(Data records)
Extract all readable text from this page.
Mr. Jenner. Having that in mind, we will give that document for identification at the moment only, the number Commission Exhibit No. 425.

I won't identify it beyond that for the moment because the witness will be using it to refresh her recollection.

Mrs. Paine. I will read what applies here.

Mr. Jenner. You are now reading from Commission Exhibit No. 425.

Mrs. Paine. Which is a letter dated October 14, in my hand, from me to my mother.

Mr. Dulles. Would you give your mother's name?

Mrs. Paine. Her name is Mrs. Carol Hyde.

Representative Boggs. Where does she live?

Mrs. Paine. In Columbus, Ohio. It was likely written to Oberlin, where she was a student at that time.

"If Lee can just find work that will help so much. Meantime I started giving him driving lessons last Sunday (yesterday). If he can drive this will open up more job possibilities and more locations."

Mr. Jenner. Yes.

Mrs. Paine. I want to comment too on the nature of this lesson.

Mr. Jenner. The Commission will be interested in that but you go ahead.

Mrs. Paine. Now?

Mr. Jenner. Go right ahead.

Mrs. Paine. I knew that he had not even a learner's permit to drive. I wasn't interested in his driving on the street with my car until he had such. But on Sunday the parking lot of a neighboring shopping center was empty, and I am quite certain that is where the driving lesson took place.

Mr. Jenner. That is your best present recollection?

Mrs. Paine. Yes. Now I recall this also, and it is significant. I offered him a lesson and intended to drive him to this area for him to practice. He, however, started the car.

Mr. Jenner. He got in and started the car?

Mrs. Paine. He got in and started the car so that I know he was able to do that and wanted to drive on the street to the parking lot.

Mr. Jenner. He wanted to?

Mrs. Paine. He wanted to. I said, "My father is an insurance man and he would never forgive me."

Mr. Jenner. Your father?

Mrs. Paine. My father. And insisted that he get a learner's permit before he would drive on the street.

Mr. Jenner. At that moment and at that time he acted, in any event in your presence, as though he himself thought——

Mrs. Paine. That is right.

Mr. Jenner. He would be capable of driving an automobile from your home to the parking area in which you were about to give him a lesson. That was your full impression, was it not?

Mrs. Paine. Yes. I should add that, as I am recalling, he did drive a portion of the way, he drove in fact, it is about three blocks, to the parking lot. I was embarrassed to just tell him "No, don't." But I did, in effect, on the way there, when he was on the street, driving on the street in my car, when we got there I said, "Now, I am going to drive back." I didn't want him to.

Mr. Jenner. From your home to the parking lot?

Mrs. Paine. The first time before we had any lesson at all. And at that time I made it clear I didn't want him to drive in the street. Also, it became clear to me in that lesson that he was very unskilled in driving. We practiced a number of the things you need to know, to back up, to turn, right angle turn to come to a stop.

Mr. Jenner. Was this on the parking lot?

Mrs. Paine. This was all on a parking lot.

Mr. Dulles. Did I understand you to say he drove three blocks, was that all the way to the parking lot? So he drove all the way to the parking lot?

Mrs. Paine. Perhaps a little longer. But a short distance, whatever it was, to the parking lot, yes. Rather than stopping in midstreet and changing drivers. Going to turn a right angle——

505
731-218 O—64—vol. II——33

- Stated task -
Exactly reproduce the material above.

- Solution for this task -
Extract all readable text from this page.
Mr. Jenner. Having that in mind, we will give that document for identification at the moment only, the number Commission Exhibit No. 425.

I won't identify it beyond that for the moment because the witness will be using it to refresh her recollection.

Mrs. Paine. I will read what applies here.

Mr. Jenner. You are now reading from Commission Exhibit No. 425.

Mrs. Paine. Which is a letter dated October 14, in my hand, from me to my mother.

Mr. Dulles. Would you give your mother's name?

Mrs. Paine. Her name is Mrs. Carol Hyde.

Representative Boggs. Where does she live?

Mrs. Paine. In Columbus, Ohio. It was likely written to Oberlin, where she was a student at that time.

"If Lee can just find work that will help so much. Meantime I started giving him driving lessons last Sunday (yesterday). If he can drive this will open up more job possibilities and more locations."

Mr. Jenner. Yes.

Mrs. Paine. I want to comment too on the nature of this lesson.

Mr. Jenner. The Commission will be interested in that but you go ahead.

Mrs. Paine. Now?

Mr. Jenner. Go right ahead.

Mrs. Paine. I knew that he had not even a learner's permit to drive. I wasn't interested in his driving on the street with my car until he had such. But on Sunday the parking lot of a neighboring shopping center was empty, and I am quite certain that is where the driving lesson took place.

Mr. Jenner. That is your best present recollection?

Mrs. Paine. Yes. Now I recall this also, and it is significant. I offered him a lesson and intended to drive him to this area for him to practice. He, however, started the car.

Mr. Jenner. He got in and started the car?

Mrs. Paine. He got in and started the car so that I know he was able to do that and wanted to drive on the street to the parking lot.

Mr. Jenner. He wanted to?

Mrs. Paine. He wanted to. I said, "My father is an insurance man and he would never forgive me."

Mr. Jenner. Your father?

Mrs. Paine. My father. And insisted that he get a learner's permit before he would drive on the street.

Mr. Jenner. At that moment and at that time he acted, in any event in your presence, as though he himself thought——

Mrs. Paine. That is right.

Mr. Jenner. He would be capable of driving an automobile from your home to the parking area in which you were about to give him a lesson. That was your full impression, was it not?

Mrs. Paine. Yes. I should add that, as I am recalling, he did drive a portion of the way, he drove in fact, it is about three blocks, to the parking lot. I was embarrassed to just tell him "No, don't." But I did, in effect, on the way there, when he was on the street, driving on the street in my car, when we got there I said, "Now, I am going to drive back." I didn't want him to.

Mr. Jenner. From your home to the parking lot?

Mrs. Paine. The first time before we had any lesson at all. And at that time I made it clear I didn't want him to drive in the street. Also, it became clear to me in that lesson that he was very unskilled in driving. We practiced a number of the things you need to know, to back up, to turn, right angle turn to come to a stop.

Mr. Jenner. Was this on the parking lot?

Mrs. Paine. This was all on a parking lot.

Mr. Dulles. Did I understand you to say he drove three blocks, was that all the way to the parking lot? So he drove all the way to the parking lot?

Mrs. Paine. Perhaps a little longer. But a short distance, whatever it was, to the parking lot, yes. Rather than stopping in midstreet and changing drivers. Going to turn a right angle——

505
731-218 O—64—vol. II——33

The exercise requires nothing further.